* [Challenge]: After locating the line that contains "Decode this image", quote it and all lines after it through the end of the entries, and nothing more. Pictures stay out.

******

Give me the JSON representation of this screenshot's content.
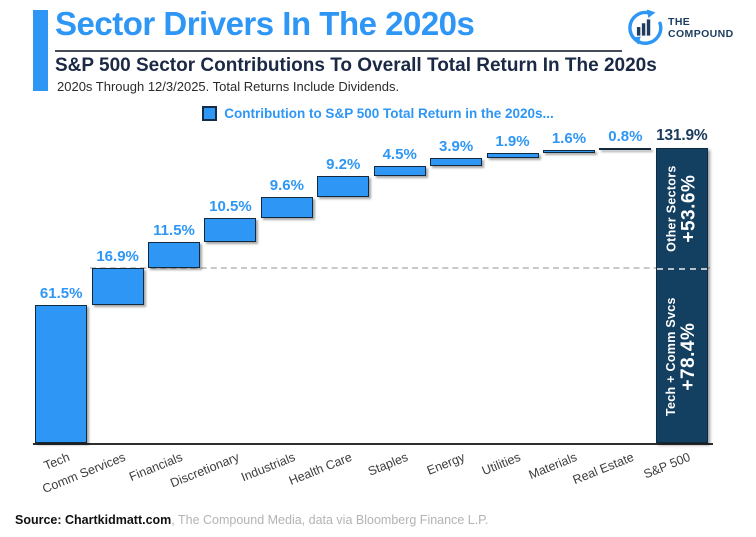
{
  "header": {
    "title": "Sector Drivers In The 2020s",
    "subtitle": "S&P 500 Sector Contributions To Overall Total Return In The 2020s",
    "note": "2020s Through 12/3/2025. Total Returns Include Dividends.",
    "logo": {
      "line1": "THE",
      "line2": "COMPOUND"
    }
  },
  "legend": {
    "label": "Contribution to S&P 500 Total Return in the 2020s..."
  },
  "chart_data": {
    "type": "bar",
    "variant": "waterfall",
    "title": "Contribution to S&P 500 Total Return in the 2020s...",
    "categories": [
      "Tech",
      "Comm Services",
      "Financials",
      "Discretionary",
      "Industrials",
      "Health Care",
      "Staples",
      "Energy",
      "Utilities",
      "Materials",
      "Real Estate"
    ],
    "values": [
      61.5,
      16.9,
      11.5,
      10.5,
      9.6,
      9.2,
      4.5,
      3.9,
      1.9,
      1.6,
      0.8
    ],
    "value_labels": [
      "61.5%",
      "16.9%",
      "11.5%",
      "10.5%",
      "9.6%",
      "9.2%",
      "4.5%",
      "3.9%",
      "1.9%",
      "1.6%",
      "0.8%"
    ],
    "total": {
      "category": "S&P 500",
      "value": 131.9,
      "value_label": "131.9%"
    },
    "annotations": [
      {
        "label": "Other Sectors",
        "value_label": "+53.6%",
        "from": 78.4,
        "to": 131.9
      },
      {
        "label": "Tech + Comm Svcs",
        "value_label": "+78.4%",
        "from": 0,
        "to": 78.4
      }
    ],
    "divider_level": 78.4,
    "xlabel": "",
    "ylabel": "",
    "ylim": [
      0,
      131.9
    ],
    "grid": false,
    "legend_position": "top-center",
    "colors": {
      "bar": "#2e96f5",
      "bar_border": "#13293d",
      "total_bar": "#133f60",
      "value_label": "#2e96f5",
      "total_value_label": "#1b3a5c",
      "dashed_line": "#c9c9c9",
      "axis": "#2e2e2e",
      "segment_text": "#ffffff"
    }
  },
  "source": {
    "bold": "Source: Chartkidmatt.com",
    "rest": ", The Compound Media, data via Bloomberg Finance L.P."
  }
}
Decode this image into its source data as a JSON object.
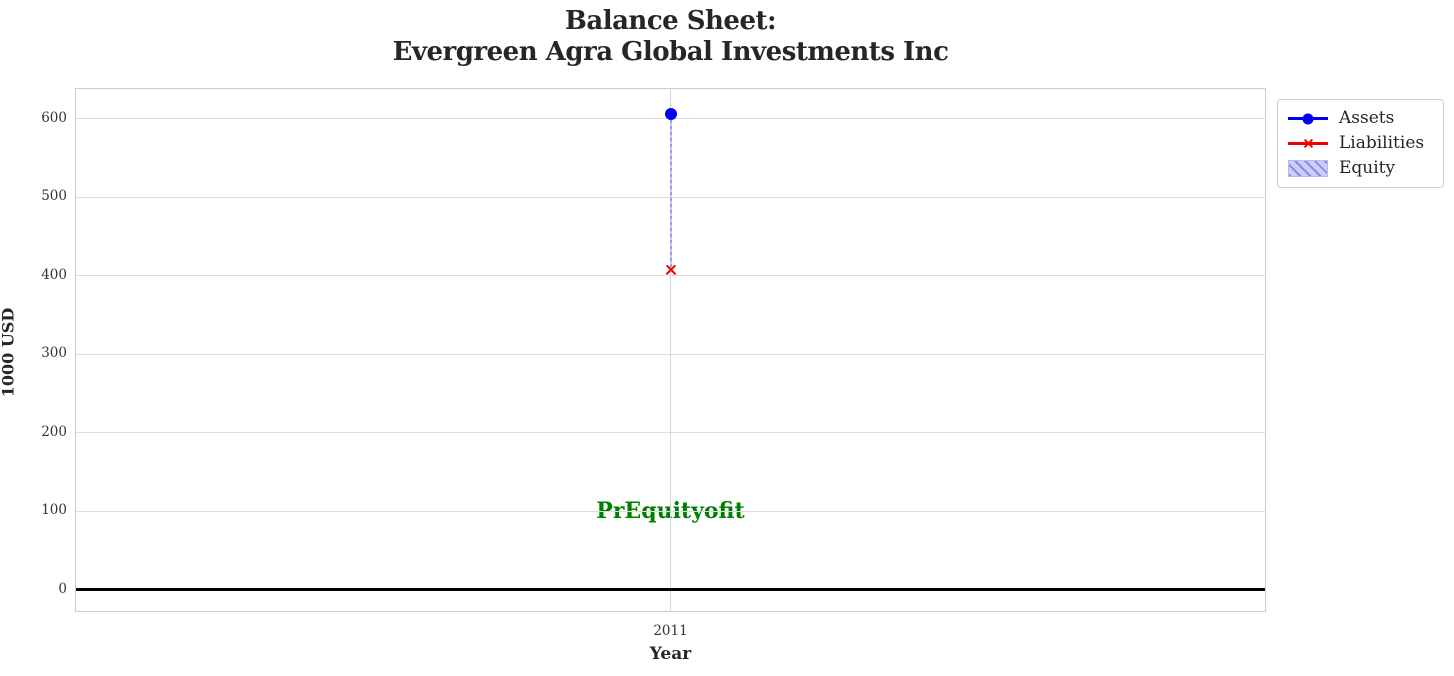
{
  "title_lines": [
    "Balance Sheet:",
    "Evergreen Agra Global Investments Inc"
  ],
  "chart_data": {
    "type": "line",
    "x": [
      2011
    ],
    "xticklabels": [
      "2011"
    ],
    "series": [
      {
        "name": "Assets",
        "plot_type": "line",
        "marker": "circle",
        "color": "#0000ee",
        "values": [
          606
        ]
      },
      {
        "name": "Liabilities",
        "plot_type": "line",
        "marker": "x",
        "color": "#ee0000",
        "values": [
          408
        ]
      },
      {
        "name": "Equity",
        "plot_type": "bar",
        "hatch": "//",
        "face_color": "#ccccff",
        "hatch_color": "#8c8cdb",
        "bottom": "Liabilities",
        "values": [
          198
        ]
      }
    ],
    "title": "Balance Sheet:\nEvergreen Agra Global Investments Inc",
    "xlabel": "Year",
    "ylabel": "1000 USD",
    "yticks": [
      0,
      100,
      200,
      300,
      400,
      500,
      600
    ],
    "ylim": [
      -27,
      638
    ],
    "grid": true,
    "zero_line_value": 0,
    "zero_line_color": "#000000",
    "grid_color": "#dcdcdc",
    "legend_position": "outside-upper-right",
    "legend": [
      "Assets",
      "Liabilities",
      "Equity"
    ],
    "annotation": {
      "text": "PrEquityofit",
      "color": "#008000",
      "x": 2011,
      "y": 100
    }
  }
}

******

* [Full answer]:
Decode this image into its source data as a JSON object.
{
  "title_lines": [
    "Balance Sheet:",
    "Evergreen Agra Global Investments Inc"
  ],
  "chart_data": {
    "type": "line",
    "x": [
      2011
    ],
    "xticklabels": [
      "2011"
    ],
    "series": [
      {
        "name": "Assets",
        "plot_type": "line",
        "marker": "circle",
        "color": "#0000ee",
        "values": [
          606
        ]
      },
      {
        "name": "Liabilities",
        "plot_type": "line",
        "marker": "x",
        "color": "#ee0000",
        "values": [
          408
        ]
      },
      {
        "name": "Equity",
        "plot_type": "bar",
        "hatch": "//",
        "face_color": "#ccccff",
        "hatch_color": "#8c8cdb",
        "bottom": "Liabilities",
        "values": [
          198
        ]
      }
    ],
    "title": "Balance Sheet:\nEvergreen Agra Global Investments Inc",
    "xlabel": "Year",
    "ylabel": "1000 USD",
    "yticks": [
      0,
      100,
      200,
      300,
      400,
      500,
      600
    ],
    "ylim": [
      -27,
      638
    ],
    "grid": true,
    "zero_line_value": 0,
    "zero_line_color": "#000000",
    "grid_color": "#dcdcdc",
    "legend_position": "outside-upper-right",
    "legend": [
      "Assets",
      "Liabilities",
      "Equity"
    ],
    "annotation": {
      "text": "PrEquityofit",
      "color": "#008000",
      "x": 2011,
      "y": 100
    }
  }
}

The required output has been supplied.